--- Aim of the exercise ---
Give only the number of lines in the data that contain the word "JSON".

══════════════════════════════

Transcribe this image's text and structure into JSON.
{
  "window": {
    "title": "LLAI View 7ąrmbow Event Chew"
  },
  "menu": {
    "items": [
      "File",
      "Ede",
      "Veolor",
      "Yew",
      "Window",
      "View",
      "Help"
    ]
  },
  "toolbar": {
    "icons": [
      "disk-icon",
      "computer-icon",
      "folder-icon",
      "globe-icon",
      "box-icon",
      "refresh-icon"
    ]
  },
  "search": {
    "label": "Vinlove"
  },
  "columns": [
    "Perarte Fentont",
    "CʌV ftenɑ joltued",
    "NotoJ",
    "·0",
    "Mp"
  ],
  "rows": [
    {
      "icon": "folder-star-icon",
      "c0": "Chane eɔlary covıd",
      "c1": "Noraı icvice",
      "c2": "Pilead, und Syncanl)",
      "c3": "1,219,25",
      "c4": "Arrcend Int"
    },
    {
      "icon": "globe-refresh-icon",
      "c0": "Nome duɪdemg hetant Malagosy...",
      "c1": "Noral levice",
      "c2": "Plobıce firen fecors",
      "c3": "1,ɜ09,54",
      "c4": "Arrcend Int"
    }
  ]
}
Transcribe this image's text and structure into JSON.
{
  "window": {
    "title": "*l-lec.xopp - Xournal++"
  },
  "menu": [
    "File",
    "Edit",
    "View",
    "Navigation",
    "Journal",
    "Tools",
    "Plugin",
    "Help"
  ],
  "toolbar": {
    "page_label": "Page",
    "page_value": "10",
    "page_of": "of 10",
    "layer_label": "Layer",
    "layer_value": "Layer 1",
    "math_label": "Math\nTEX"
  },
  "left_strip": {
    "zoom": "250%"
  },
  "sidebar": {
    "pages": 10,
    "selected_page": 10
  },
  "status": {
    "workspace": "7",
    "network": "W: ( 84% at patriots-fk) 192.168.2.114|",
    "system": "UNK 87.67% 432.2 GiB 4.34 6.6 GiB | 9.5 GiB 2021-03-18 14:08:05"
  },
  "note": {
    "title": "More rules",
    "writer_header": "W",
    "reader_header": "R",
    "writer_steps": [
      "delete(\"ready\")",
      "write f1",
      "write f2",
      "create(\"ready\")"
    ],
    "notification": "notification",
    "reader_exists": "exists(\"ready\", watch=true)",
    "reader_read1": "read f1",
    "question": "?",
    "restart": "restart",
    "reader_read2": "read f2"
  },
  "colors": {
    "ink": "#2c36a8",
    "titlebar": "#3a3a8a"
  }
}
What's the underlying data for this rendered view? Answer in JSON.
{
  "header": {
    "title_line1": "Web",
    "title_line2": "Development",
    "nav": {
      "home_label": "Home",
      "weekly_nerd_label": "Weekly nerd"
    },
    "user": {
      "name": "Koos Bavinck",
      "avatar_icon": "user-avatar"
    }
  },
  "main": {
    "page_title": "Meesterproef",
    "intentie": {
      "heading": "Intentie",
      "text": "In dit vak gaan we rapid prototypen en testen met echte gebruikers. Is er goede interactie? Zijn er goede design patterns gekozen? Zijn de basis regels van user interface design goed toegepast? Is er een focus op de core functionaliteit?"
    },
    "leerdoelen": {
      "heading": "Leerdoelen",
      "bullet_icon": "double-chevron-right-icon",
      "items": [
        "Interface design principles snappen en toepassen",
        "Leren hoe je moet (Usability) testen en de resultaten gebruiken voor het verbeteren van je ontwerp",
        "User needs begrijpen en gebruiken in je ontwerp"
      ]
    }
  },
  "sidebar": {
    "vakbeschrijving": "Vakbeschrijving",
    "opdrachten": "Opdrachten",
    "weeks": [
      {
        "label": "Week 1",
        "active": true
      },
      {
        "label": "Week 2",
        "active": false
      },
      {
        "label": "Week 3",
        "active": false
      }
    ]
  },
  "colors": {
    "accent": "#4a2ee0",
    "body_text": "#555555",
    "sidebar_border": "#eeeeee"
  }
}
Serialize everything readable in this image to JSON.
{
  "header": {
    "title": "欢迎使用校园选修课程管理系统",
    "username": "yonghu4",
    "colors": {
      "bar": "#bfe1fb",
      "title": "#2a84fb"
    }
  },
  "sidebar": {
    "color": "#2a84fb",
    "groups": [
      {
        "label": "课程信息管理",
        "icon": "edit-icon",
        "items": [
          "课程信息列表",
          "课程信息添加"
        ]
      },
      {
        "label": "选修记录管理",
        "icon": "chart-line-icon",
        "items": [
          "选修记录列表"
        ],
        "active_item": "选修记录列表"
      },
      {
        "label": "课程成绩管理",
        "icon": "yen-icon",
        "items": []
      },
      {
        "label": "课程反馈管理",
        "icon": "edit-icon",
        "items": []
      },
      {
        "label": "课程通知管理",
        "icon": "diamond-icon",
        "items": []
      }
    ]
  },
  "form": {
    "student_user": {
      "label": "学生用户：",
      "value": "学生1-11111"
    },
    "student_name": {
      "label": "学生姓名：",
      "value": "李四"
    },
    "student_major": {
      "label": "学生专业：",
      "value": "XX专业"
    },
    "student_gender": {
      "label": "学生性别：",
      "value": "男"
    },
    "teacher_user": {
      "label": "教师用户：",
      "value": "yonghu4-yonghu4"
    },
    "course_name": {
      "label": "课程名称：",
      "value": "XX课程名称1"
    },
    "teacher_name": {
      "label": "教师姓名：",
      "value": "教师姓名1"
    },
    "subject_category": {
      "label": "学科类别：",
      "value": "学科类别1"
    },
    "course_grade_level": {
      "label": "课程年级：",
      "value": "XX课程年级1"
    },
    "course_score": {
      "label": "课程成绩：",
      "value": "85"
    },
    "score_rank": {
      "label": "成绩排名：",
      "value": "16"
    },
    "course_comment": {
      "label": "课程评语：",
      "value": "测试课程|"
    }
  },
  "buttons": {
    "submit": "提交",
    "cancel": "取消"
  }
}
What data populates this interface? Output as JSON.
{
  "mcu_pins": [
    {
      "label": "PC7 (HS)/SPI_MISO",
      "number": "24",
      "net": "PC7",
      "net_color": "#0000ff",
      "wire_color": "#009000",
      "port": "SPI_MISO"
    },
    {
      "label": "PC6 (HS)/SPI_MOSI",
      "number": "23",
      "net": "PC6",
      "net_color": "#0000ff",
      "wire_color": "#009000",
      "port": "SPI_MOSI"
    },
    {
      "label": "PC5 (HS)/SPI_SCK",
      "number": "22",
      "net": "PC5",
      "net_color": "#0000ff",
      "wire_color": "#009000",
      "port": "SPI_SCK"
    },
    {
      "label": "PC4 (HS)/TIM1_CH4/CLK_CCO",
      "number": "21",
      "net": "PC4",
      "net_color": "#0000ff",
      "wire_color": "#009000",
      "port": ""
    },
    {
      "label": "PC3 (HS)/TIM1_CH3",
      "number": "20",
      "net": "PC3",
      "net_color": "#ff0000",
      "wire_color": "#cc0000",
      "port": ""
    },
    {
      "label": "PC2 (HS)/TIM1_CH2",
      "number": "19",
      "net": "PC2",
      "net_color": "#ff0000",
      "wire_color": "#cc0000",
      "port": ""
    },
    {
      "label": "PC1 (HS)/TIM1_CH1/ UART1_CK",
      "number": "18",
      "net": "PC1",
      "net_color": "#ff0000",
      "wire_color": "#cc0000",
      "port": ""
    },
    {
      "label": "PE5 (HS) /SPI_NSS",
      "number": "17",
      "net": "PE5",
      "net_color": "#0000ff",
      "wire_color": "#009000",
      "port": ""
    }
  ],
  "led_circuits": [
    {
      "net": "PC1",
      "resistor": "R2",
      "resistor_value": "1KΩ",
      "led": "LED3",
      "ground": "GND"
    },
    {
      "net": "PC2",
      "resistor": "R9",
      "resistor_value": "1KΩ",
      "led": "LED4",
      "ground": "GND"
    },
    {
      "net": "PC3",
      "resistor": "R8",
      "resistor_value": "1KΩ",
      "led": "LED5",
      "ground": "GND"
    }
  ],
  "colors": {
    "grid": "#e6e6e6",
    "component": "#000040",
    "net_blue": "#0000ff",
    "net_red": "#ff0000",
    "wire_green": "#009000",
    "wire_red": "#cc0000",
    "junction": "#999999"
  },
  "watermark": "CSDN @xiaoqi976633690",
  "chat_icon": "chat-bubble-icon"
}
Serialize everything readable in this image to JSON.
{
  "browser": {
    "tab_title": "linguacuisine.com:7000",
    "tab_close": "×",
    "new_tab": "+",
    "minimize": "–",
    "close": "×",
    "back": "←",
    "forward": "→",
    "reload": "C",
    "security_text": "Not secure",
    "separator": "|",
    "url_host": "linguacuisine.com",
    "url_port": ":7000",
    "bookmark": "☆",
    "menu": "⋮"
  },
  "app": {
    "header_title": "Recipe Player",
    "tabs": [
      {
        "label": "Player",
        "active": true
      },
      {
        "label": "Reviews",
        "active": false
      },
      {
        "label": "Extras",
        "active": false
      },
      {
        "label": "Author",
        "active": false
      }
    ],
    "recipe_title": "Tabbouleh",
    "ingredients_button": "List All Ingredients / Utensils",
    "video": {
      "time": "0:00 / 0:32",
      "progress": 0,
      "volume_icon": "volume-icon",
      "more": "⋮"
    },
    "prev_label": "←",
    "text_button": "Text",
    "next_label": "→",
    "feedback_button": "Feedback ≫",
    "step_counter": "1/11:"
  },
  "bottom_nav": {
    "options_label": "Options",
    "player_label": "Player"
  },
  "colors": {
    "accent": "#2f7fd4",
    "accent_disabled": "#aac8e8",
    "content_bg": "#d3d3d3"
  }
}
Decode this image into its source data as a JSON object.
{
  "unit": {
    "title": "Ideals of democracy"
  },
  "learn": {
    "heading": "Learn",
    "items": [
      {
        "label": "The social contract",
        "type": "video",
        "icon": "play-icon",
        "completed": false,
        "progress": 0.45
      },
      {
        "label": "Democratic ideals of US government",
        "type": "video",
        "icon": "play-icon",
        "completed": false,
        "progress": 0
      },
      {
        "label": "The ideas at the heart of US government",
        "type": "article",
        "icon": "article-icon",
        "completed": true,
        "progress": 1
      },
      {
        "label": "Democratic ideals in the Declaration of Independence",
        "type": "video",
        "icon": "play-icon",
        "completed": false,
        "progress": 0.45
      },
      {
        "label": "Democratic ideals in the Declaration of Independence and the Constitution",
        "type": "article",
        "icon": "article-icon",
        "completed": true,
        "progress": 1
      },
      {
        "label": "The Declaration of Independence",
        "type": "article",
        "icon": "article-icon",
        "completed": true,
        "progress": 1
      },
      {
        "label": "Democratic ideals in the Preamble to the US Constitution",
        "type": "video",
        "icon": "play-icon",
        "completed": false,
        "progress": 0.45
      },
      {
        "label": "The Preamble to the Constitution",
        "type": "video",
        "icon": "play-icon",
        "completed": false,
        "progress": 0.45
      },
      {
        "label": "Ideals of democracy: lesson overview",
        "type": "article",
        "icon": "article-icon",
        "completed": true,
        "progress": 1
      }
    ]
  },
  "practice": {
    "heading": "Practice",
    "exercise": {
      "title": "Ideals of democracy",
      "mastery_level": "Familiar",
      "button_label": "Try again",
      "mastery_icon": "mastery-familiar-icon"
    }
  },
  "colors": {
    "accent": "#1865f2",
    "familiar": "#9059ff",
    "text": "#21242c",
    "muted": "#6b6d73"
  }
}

══════════════════════════════

--- Output below ---
7